[START OF Listed entries]

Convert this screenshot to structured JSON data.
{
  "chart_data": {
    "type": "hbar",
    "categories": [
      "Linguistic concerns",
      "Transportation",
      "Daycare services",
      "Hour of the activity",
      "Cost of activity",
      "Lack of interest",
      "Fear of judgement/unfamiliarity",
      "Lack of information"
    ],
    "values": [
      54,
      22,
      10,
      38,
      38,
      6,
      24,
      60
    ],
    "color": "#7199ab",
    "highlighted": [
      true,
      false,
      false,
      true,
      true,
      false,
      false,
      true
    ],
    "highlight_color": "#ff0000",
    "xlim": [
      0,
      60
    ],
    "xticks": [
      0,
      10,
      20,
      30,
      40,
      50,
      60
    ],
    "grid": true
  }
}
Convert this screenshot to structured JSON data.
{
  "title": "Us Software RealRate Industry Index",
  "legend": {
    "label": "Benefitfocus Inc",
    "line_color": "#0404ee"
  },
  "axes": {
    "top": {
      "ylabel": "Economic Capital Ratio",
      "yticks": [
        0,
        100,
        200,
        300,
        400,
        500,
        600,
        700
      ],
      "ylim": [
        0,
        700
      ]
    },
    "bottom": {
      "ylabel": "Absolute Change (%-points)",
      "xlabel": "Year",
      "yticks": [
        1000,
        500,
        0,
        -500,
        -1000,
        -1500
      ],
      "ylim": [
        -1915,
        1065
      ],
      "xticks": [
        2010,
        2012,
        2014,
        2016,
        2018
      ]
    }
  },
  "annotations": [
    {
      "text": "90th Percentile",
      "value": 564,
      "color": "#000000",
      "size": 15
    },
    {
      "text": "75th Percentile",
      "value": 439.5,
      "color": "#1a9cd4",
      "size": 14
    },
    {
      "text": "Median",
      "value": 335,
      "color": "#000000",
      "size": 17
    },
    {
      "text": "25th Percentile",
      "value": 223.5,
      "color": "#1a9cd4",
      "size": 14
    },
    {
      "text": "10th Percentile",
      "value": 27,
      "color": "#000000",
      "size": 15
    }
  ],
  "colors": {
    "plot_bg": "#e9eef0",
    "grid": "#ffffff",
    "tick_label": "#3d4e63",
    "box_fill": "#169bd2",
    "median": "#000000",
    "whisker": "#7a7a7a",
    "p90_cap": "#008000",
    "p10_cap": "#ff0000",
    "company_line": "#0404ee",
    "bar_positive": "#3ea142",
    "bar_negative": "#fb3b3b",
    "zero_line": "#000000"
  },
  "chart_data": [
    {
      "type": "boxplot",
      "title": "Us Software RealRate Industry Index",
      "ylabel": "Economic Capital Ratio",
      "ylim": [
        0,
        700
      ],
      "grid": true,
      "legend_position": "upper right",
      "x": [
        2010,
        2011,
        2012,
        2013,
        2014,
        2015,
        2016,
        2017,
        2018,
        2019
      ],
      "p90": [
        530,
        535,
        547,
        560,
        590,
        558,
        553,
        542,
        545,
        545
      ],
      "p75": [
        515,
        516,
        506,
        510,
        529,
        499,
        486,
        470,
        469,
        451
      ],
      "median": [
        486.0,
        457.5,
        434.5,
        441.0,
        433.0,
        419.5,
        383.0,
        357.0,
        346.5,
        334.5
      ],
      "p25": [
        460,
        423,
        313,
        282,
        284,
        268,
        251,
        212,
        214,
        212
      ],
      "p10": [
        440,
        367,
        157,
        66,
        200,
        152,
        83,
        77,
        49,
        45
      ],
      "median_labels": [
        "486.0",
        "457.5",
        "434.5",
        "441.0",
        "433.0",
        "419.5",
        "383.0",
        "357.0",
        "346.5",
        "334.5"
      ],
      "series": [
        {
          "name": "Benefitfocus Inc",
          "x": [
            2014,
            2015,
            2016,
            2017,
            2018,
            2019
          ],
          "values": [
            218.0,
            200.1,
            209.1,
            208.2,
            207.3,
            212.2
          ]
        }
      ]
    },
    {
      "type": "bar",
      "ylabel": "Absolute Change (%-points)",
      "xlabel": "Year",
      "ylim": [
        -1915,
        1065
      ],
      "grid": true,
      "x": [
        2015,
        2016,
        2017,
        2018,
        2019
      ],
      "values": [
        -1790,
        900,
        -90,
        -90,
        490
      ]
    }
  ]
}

[END OF Listed entries]

#### Short task:
Copy each record from above without leaving any out.

#### Final result:
Convert this screenshot to structured JSON data.
{
  "chart_data": {
    "type": "hbar",
    "categories": [
      "Linguistic concerns",
      "Transportation",
      "Daycare services",
      "Hour of the activity",
      "Cost of activity",
      "Lack of interest",
      "Fear of judgement/unfamiliarity",
      "Lack of information"
    ],
    "values": [
      54,
      22,
      10,
      38,
      38,
      6,
      24,
      60
    ],
    "color": "#7199ab",
    "highlighted": [
      true,
      false,
      false,
      true,
      true,
      false,
      false,
      true
    ],
    "highlight_color": "#ff0000",
    "xlim": [
      0,
      60
    ],
    "xticks": [
      0,
      10,
      20,
      30,
      40,
      50,
      60
    ],
    "grid": true
  }
}
Convert this screenshot to structured JSON data.
{
  "title": "Us Software RealRate Industry Index",
  "legend": {
    "label": "Benefitfocus Inc",
    "line_color": "#0404ee"
  },
  "axes": {
    "top": {
      "ylabel": "Economic Capital Ratio",
      "yticks": [
        0,
        100,
        200,
        300,
        400,
        500,
        600,
        700
      ],
      "ylim": [
        0,
        700
      ]
    },
    "bottom": {
      "ylabel": "Absolute Change (%-points)",
      "xlabel": "Year",
      "yticks": [
        1000,
        500,
        0,
        -500,
        -1000,
        -1500
      ],
      "ylim": [
        -1915,
        1065
      ],
      "xticks": [
        2010,
        2012,
        2014,
        2016,
        2018
      ]
    }
  },
  "annotations": [
    {
      "text": "90th Percentile",
      "value": 564,
      "color": "#000000",
      "size": 15
    },
    {
      "text": "75th Percentile",
      "value": 439.5,
      "color": "#1a9cd4",
      "size": 14
    },
    {
      "text": "Median",
      "value": 335,
      "color": "#000000",
      "size": 17
    },
    {
      "text": "25th Percentile",
      "value": 223.5,
      "color": "#1a9cd4",
      "size": 14
    },
    {
      "text": "10th Percentile",
      "value": 27,
      "color": "#000000",
      "size": 15
    }
  ],
  "colors": {
    "plot_bg": "#e9eef0",
    "grid": "#ffffff",
    "tick_label": "#3d4e63",
    "box_fill": "#169bd2",
    "median": "#000000",
    "whisker": "#7a7a7a",
    "p90_cap": "#008000",
    "p10_cap": "#ff0000",
    "company_line": "#0404ee",
    "bar_positive": "#3ea142",
    "bar_negative": "#fb3b3b",
    "zero_line": "#000000"
  },
  "chart_data": [
    {
      "type": "boxplot",
      "title": "Us Software RealRate Industry Index",
      "ylabel": "Economic Capital Ratio",
      "ylim": [
        0,
        700
      ],
      "grid": true,
      "legend_position": "upper right",
      "x": [
        2010,
        2011,
        2012,
        2013,
        2014,
        2015,
        2016,
        2017,
        2018,
        2019
      ],
      "p90": [
        530,
        535,
        547,
        560,
        590,
        558,
        553,
        542,
        545,
        545
      ],
      "p75": [
        515,
        516,
        506,
        510,
        529,
        499,
        486,
        470,
        469,
        451
      ],
      "median": [
        486.0,
        457.5,
        434.5,
        441.0,
        433.0,
        419.5,
        383.0,
        357.0,
        346.5,
        334.5
      ],
      "p25": [
        460,
        423,
        313,
        282,
        284,
        268,
        251,
        212,
        214,
        212
      ],
      "p10": [
        440,
        367,
        157,
        66,
        200,
        152,
        83,
        77,
        49,
        45
      ],
      "median_labels": [
        "486.0",
        "457.5",
        "434.5",
        "441.0",
        "433.0",
        "419.5",
        "383.0",
        "357.0",
        "346.5",
        "334.5"
      ],
      "series": [
        {
          "name": "Benefitfocus Inc",
          "x": [
            2014,
            2015,
            2016,
            2017,
            2018,
            2019
          ],
          "values": [
            218.0,
            200.1,
            209.1,
            208.2,
            207.3,
            212.2
          ]
        }
      ]
    },
    {
      "type": "bar",
      "ylabel": "Absolute Change (%-points)",
      "xlabel": "Year",
      "ylim": [
        -1915,
        1065
      ],
      "grid": true,
      "x": [
        2015,
        2016,
        2017,
        2018,
        2019
      ],
      "values": [
        -1790,
        900,
        -90,
        -90,
        490
      ]
    }
  ]
}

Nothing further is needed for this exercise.